• **Исходный текст**:
==================================================

Как Несчастливцев в ‘Лесе’ Островского неожиданно находит ‘трагическую актрису’ в имении своей тетушки, вдовы-помещицы Гурмыжской, в лице ее дальней и бедной родственницы, теснимой любовью и обстоятельствами, — так Россия, до некоторой степени, нашла себе ‘трагическую актрису’ в лице безвременно погибшей Коммиссаржевской. И так же жадно, как он, — она ухватилась за Веру Федоровну. И театр ее в Петербурге, но особенно она сама лично, — были окружены горячею любовью энтузиастов, особенно из молодежи.
* * *
Коммиссаржевская значительно выходила из рамок ‘актерства’, ‘актрисы’… Привычка ли, традиция ли, а может быть, и бедность талантов на сцене, сделали то, что со словом ‘актер’ мы невольно соединяем представление чего-то ‘цехового’, ремесленного, чего-то ‘непременного’ — с одной стороны, и ‘на все руки годного’ — с другой. ‘Иван Иванович’ или ‘Варвара Ивановна’ на все роли пригодны, — только меняют ‘парички’. И, с другой стороны, они всю жизнь только и делают, что ‘меняют парички’: другой жизни нет… Человека нет, гражданина нет, только ‘играют роли’, и, в сущности, — сами ‘без роли’ в громаде человечества.
Коммиссаржевская была гражданин, человек, была художница. ‘Цехом’ и ‘ремеслом’ от нее не пахло.
Более: не выйди она в актрисы, художественный ее дар или, скорее, дар лирико-художественный прорвался бы в другую сферу, только лишь немного изменив свои очертания, ‘применившись к обстоятельствам’. У нее было большое ‘я’. И это ‘я’ везде бы выразилось, засверкало и привлекло к себе внимание.
Отнимите у М.Г. Савиной, тоже великой актрисы, гардероб и гримы, отберите у нее ‘роли’, и что останется?.. Умная живая женщина, даровитый человек. Но без всякого другого призвания. Ни на какой сфере она не вышла бы из рамок ‘обыкновенного’, — и только единственно на сцене она заблистала и приковала к себе взоры, умы, критику.
Это — урожденная актриса, от колыбели актриса. И — только актриса.

==================================================

(Записи данных)
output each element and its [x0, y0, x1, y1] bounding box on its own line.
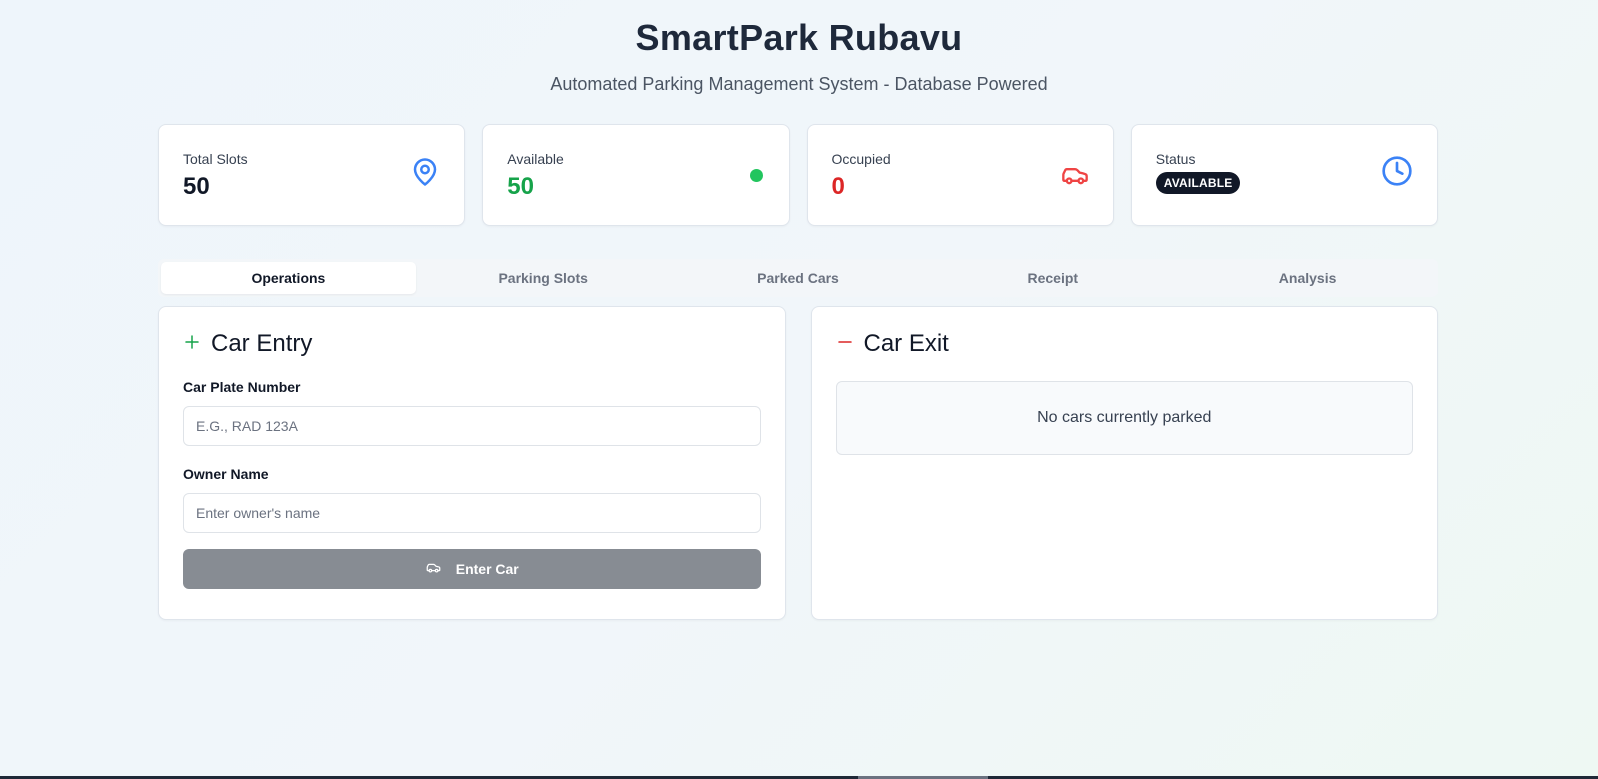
available-label: Available [507, 151, 564, 167]
plate-number-input[interactable] [183, 406, 761, 446]
total-slots-card: Total Slots 50 [158, 124, 466, 226]
green-dot-icon [749, 169, 763, 182]
occupied-card: Occupied 0 [806, 124, 1114, 226]
available-value: 50 [507, 173, 534, 200]
enter-car-button[interactable]: Enter Car [183, 549, 761, 589]
available-card: Available 50 [482, 124, 790, 226]
car-exit-panel: Car Exit No cars currently parked [810, 306, 1438, 620]
owner-name-label: Owner Name [183, 466, 269, 482]
car-entry-panel: Car Entry Car Plate Number Owner Name En… [158, 306, 786, 620]
page-header: SmartPark Rubavu Automated Parking Manag… [0, 0, 1598, 95]
status-card: Status AVAILABLE [1130, 124, 1438, 226]
plate-number-label: Car Plate Number [183, 379, 301, 395]
minus-icon [836, 333, 854, 356]
main-tabs: Operations Parking Slots Parked Cars Rec… [158, 259, 1438, 297]
car-entry-title: Car Entry [211, 330, 313, 357]
occupied-value: 0 [831, 173, 845, 200]
occupied-label: Occupied [831, 151, 891, 167]
status-label: Status [1155, 151, 1196, 167]
app-subtitle: Automated Parking Management System - Da… [550, 74, 1048, 94]
plus-icon [183, 333, 201, 356]
car-exit-title: Car Exit [863, 330, 949, 357]
enter-car-label: Enter Car [455, 561, 519, 577]
car-icon [425, 560, 442, 578]
car-exit-header: Car Exit [836, 329, 1414, 359]
car-icon [1059, 161, 1091, 194]
tab-parking-slots[interactable]: Parking Slots [416, 262, 671, 294]
car-entry-header: Car Entry [183, 329, 761, 359]
tab-receipt[interactable]: Receipt [925, 262, 1180, 294]
tab-operations[interactable]: Operations [161, 262, 416, 294]
total-slots-label: Total Slots [183, 151, 248, 167]
total-slots-value: 50 [183, 173, 210, 200]
owner-name-input[interactable] [183, 493, 761, 533]
tab-parked-cars[interactable]: Parked Cars [671, 262, 926, 294]
clock-icon [1381, 155, 1413, 192]
operations-panels: Car Entry Car Plate Number Owner Name En… [158, 306, 1438, 620]
status-badge: AVAILABLE [1155, 172, 1241, 194]
app-title: SmartPark Rubavu [635, 17, 963, 58]
no-cars-message: No cars currently parked [835, 381, 1413, 455]
map-pin-icon [410, 155, 440, 194]
stats-row: Total Slots 50 Available 50 Occupied 0 S… [158, 124, 1438, 226]
tab-analysis[interactable]: Analysis [1180, 262, 1435, 294]
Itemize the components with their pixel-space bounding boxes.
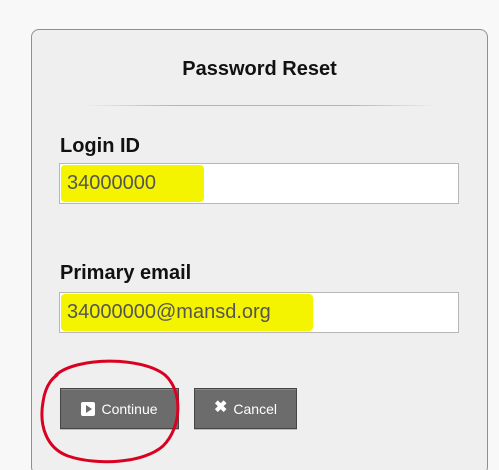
- primary-email-label: Primary email: [60, 262, 192, 284]
- play-icon: [81, 401, 96, 416]
- login-id-label: Login ID: [60, 135, 140, 157]
- title-divider: [85, 105, 437, 106]
- login-id-input[interactable]: [60, 164, 458, 203]
- primary-email-input[interactable]: [60, 293, 458, 332]
- login-id-field-container: [59, 163, 459, 204]
- cancel-button-label: Cancel: [233, 400, 277, 417]
- cancel-button[interactable]: ✖ Cancel: [194, 388, 297, 429]
- password-reset-panel: Password Reset Login ID Primary email Co…: [31, 29, 488, 470]
- continue-button[interactable]: Continue: [60, 388, 179, 429]
- dialog-title: Password Reset: [182, 58, 337, 80]
- close-icon: ✖: [214, 399, 228, 416]
- primary-email-field-container: [59, 292, 459, 333]
- page: Password Reset Login ID Primary email Co…: [0, 0, 499, 470]
- continue-button-label: Continue: [101, 400, 158, 417]
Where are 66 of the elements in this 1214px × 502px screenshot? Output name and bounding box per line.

==================================================

• **Что нужно сделать**: Перепишите отрывок текста о Коммиссаржевской, начиная со слов "Коммиссаржевская была гражданин, человек, была" и дальше вплоть до слов "взоры, умы, критику.", поставив "костюмы" вместо "гардероб".

• **Ответ**:
Коммиссаржевская была гражданин, человек, была художница. ‘Цехом’ и ‘ремеслом’ от нее не пахло.
Более: не выйди она в актрисы, художественный ее дар или, скорее, дар лирико-художественный прорвался бы в другую сферу, только лишь немного изменив свои очертания, ‘применившись к обстоятельствам’. У нее было большое ‘я’. И это ‘я’ везде бы выразилось, засверкало и привлекло к себе внимание.
Отнимите у М.Г. Савиной, тоже великой актрисы, костюмы и гримы, отберите у нее ‘роли’, и что останется?.. Умная живая женщина, даровитый человек. Но без всякого другого призвания. Ни на какой сфере она не вышла бы из рамок ‘обыкновенного’, — и только единственно на сцене она заблистала и приковала к себе взоры, умы, критику.